Short task - Transcribe the material below exactly as it appears.
══════════
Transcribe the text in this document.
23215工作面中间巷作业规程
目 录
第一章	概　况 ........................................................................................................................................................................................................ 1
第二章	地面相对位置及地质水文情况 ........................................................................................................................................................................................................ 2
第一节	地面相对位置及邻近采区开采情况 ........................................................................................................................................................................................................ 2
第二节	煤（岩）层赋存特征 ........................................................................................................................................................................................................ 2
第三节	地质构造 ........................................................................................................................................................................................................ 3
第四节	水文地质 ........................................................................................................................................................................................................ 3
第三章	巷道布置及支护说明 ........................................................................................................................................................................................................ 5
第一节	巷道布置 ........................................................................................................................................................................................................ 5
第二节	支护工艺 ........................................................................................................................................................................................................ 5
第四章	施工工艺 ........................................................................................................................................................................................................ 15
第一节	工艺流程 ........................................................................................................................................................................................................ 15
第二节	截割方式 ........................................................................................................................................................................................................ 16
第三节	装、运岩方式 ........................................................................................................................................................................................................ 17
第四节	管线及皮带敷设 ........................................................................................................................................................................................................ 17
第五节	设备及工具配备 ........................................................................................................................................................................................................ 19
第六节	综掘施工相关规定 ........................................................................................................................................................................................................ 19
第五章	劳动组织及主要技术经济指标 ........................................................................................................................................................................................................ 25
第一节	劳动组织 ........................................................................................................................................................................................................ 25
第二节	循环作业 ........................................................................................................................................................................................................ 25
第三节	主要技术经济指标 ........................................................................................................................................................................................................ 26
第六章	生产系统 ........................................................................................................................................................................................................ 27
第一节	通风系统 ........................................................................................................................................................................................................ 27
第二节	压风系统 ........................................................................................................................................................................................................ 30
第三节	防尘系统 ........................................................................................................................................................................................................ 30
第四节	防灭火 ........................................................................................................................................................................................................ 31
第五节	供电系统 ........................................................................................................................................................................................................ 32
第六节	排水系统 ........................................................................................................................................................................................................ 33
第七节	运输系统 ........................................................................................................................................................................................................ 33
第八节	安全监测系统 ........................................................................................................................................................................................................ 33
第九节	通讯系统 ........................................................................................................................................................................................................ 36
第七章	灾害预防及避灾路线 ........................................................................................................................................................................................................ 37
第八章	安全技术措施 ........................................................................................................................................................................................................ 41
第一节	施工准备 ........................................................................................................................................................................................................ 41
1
══════════
Written solution -
Transcribe the text in this document.
23215工作面中间巷作业规程
目 录
第一章	概　况 ........................................................................................................................................................................................................ 1
第二章	地面相对位置及地质水文情况 ........................................................................................................................................................................................................ 2
第一节	地面相对位置及邻近采区开采情况 ........................................................................................................................................................................................................ 2
第二节	煤（岩）层赋存特征 ........................................................................................................................................................................................................ 2
第三节	地质构造 ........................................................................................................................................................................................................ 3
第四节	水文地质 ........................................................................................................................................................................................................ 3
第三章	巷道布置及支护说明 ........................................................................................................................................................................................................ 5
第一节	巷道布置 ........................................................................................................................................................................................................ 5
第二节	支护工艺 ........................................................................................................................................................................................................ 5
第四章	施工工艺 ........................................................................................................................................................................................................ 15
第一节	工艺流程 ........................................................................................................................................................................................................ 15
第二节	截割方式 ........................................................................................................................................................................................................ 16
第三节	装、运岩方式 ........................................................................................................................................................................................................ 17
第四节	管线及皮带敷设 ........................................................................................................................................................................................................ 17
第五节	设备及工具配备 ........................................................................................................................................................................................................ 19
第六节	综掘施工相关规定 ........................................................................................................................................................................................................ 19
第五章	劳动组织及主要技术经济指标 ........................................................................................................................................................................................................ 25
第一节	劳动组织 ........................................................................................................................................................................................................ 25
第二节	循环作业 ........................................................................................................................................................................................................ 25
第三节	主要技术经济指标 ........................................................................................................................................................................................................ 26
第六章	生产系统 ........................................................................................................................................................................................................ 27
第一节	通风系统 ........................................................................................................................................................................................................ 27
第二节	压风系统 ........................................................................................................................................................................................................ 30
第三节	防尘系统 ........................................................................................................................................................................................................ 30
第四节	防灭火 ........................................................................................................................................................................................................ 31
第五节	供电系统 ........................................................................................................................................................................................................ 32
第六节	排水系统 ........................................................................................................................................................................................................ 33
第七节	运输系统 ........................................................................................................................................................................................................ 33
第八节	安全监测系统 ........................................................................................................................................................................................................ 33
第九节	通讯系统 ........................................................................................................................................................................................................ 36
第七章	灾害预防及避灾路线 ........................................................................................................................................................................................................ 37
第八章	安全技术措施 ........................................................................................................................................................................................................ 41
第一节	施工准备 ........................................................................................................................................................................................................ 41
1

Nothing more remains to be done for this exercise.